[Entries from a visual dataset]
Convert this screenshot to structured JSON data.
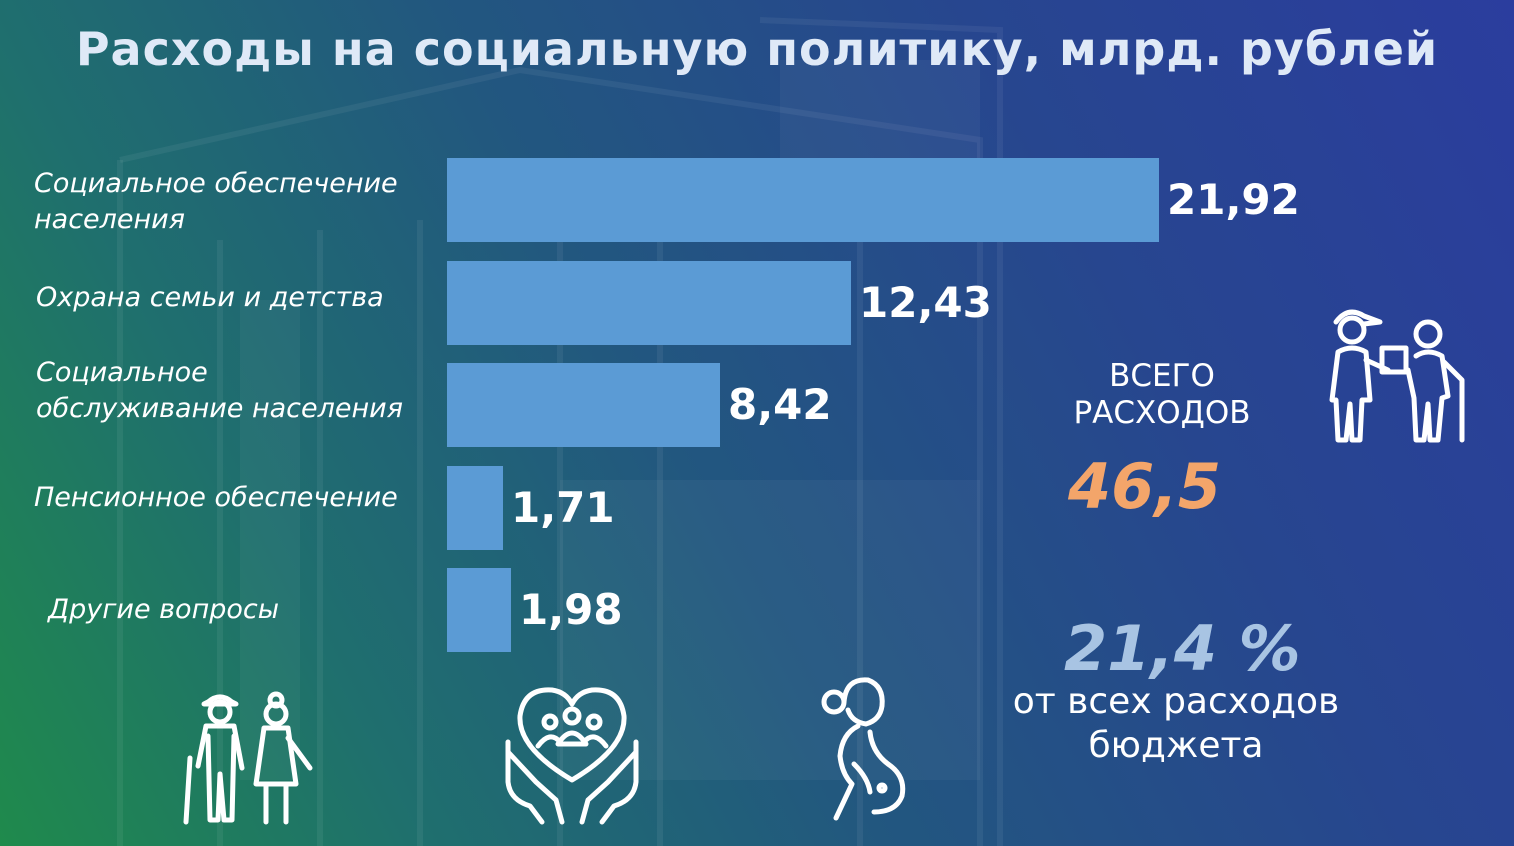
{
  "title": "Расходы на социальную политику, млрд. рублей",
  "chart_data": {
    "type": "bar",
    "orientation": "horizontal",
    "title": "Расходы на социальную политику, млрд. рублей",
    "categories": [
      "Социальное обеспечение\nнаселения",
      "Охрана семьи и детства",
      "Социальное\nобслуживание населения",
      "Пенсионное обеспечение",
      "Другие вопросы"
    ],
    "values": [
      21.92,
      12.43,
      8.42,
      1.71,
      1.98
    ],
    "value_labels": [
      "21,92",
      "12,43",
      "8,42",
      "1,71",
      "1,98"
    ],
    "xlim": [
      0,
      21.92
    ],
    "grid": false,
    "legend": "none",
    "bar_color": "#5b9bd5"
  },
  "summary": {
    "total_label": "ВСЕГО\nРАСХОДОВ",
    "total_value": "46,5",
    "share_value": "21,4 %",
    "share_label": "от всех расходов\nбюджета"
  },
  "icons": [
    "delivery-person-helping-elderly-icon",
    "elderly-couple-icon",
    "hands-holding-heart-family-icon",
    "pregnant-woman-icon"
  ],
  "colors": {
    "accent_total": "#f3a56a",
    "accent_share": "#a8c4e3",
    "bar": "#5b9bd5",
    "background_start": "#1f8a4c",
    "background_end": "#2b3d9e"
  }
}
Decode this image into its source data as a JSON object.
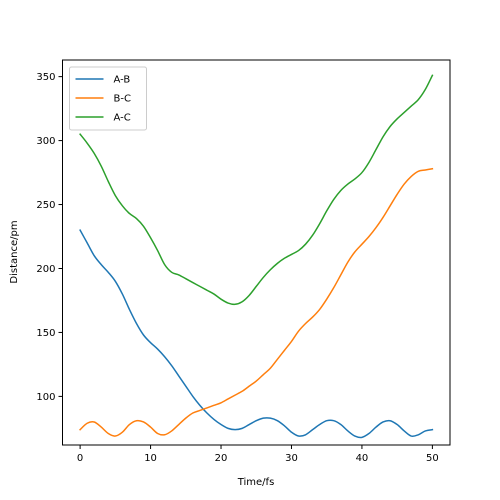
{
  "chart_data": {
    "type": "line",
    "title": "",
    "xlabel": "Time/fs",
    "ylabel": "Distance/pm",
    "xlim": [
      -2.5,
      52.5
    ],
    "ylim": [
      62,
      363
    ],
    "xticks": [
      0,
      10,
      20,
      30,
      40,
      50
    ],
    "yticks": [
      100,
      150,
      200,
      250,
      300,
      350
    ],
    "grid": false,
    "legend_position": "top-left",
    "series": [
      {
        "name": "A-B",
        "color": "#1f77b4",
        "x": [
          0,
          1,
          2,
          3,
          4,
          5,
          6,
          7,
          8,
          9,
          10,
          11,
          12,
          13,
          14,
          15,
          16,
          17,
          18,
          19,
          20,
          21,
          22,
          23,
          24,
          25,
          26,
          27,
          28,
          29,
          30,
          31,
          32,
          33,
          34,
          35,
          36,
          37,
          38,
          39,
          40,
          41,
          42,
          43,
          44,
          45,
          46,
          47,
          48,
          49,
          50
        ],
        "y": [
          230,
          220,
          210,
          203,
          197,
          190,
          180,
          168,
          157,
          148,
          142,
          137,
          131,
          124,
          116,
          108,
          100,
          93,
          87,
          82,
          78,
          75,
          74,
          75,
          78,
          81,
          83,
          83,
          81,
          77,
          72,
          69,
          70,
          74,
          78,
          81,
          81,
          78,
          73,
          69,
          68,
          71,
          76,
          80,
          81,
          78,
          73,
          69,
          70,
          73,
          74
        ]
      },
      {
        "name": "B-C",
        "color": "#ff7f0e",
        "x": [
          0,
          1,
          2,
          3,
          4,
          5,
          6,
          7,
          8,
          9,
          10,
          11,
          12,
          13,
          14,
          15,
          16,
          17,
          18,
          19,
          20,
          21,
          22,
          23,
          24,
          25,
          26,
          27,
          28,
          29,
          30,
          31,
          32,
          33,
          34,
          35,
          36,
          37,
          38,
          39,
          40,
          41,
          42,
          43,
          44,
          45,
          46,
          47,
          48,
          49,
          50
        ],
        "y": [
          74,
          79,
          80,
          76,
          71,
          69,
          72,
          78,
          81,
          80,
          76,
          71,
          70,
          73,
          78,
          83,
          87,
          89,
          91,
          93,
          95,
          98,
          101,
          104,
          108,
          112,
          117,
          122,
          129,
          136,
          143,
          151,
          157,
          162,
          168,
          176,
          185,
          195,
          205,
          213,
          219,
          225,
          232,
          240,
          249,
          258,
          266,
          272,
          276,
          277,
          278
        ]
      },
      {
        "name": "A-C",
        "color": "#2ca02c",
        "x": [
          0,
          1,
          2,
          3,
          4,
          5,
          6,
          7,
          8,
          9,
          10,
          11,
          12,
          13,
          14,
          15,
          16,
          17,
          18,
          19,
          20,
          21,
          22,
          23,
          24,
          25,
          26,
          27,
          28,
          29,
          30,
          31,
          32,
          33,
          34,
          35,
          36,
          37,
          38,
          39,
          40,
          41,
          42,
          43,
          44,
          45,
          46,
          47,
          48,
          49,
          50
        ],
        "y": [
          305,
          298,
          290,
          280,
          268,
          257,
          249,
          243,
          239,
          233,
          224,
          214,
          203,
          197,
          195,
          192,
          189,
          186,
          183,
          180,
          176,
          173,
          172,
          174,
          179,
          186,
          193,
          199,
          204,
          208,
          211,
          214,
          219,
          226,
          235,
          245,
          254,
          261,
          266,
          270,
          275,
          283,
          293,
          303,
          311,
          317,
          322,
          327,
          332,
          340,
          351
        ]
      }
    ]
  }
}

WHAT YOU SHOULD DO: Copy out each line of the material that holds the word "this".

TASK RESPONSE:
Convert this screenshot to structured JSON data.
Decode this image into its source data as a JSON object.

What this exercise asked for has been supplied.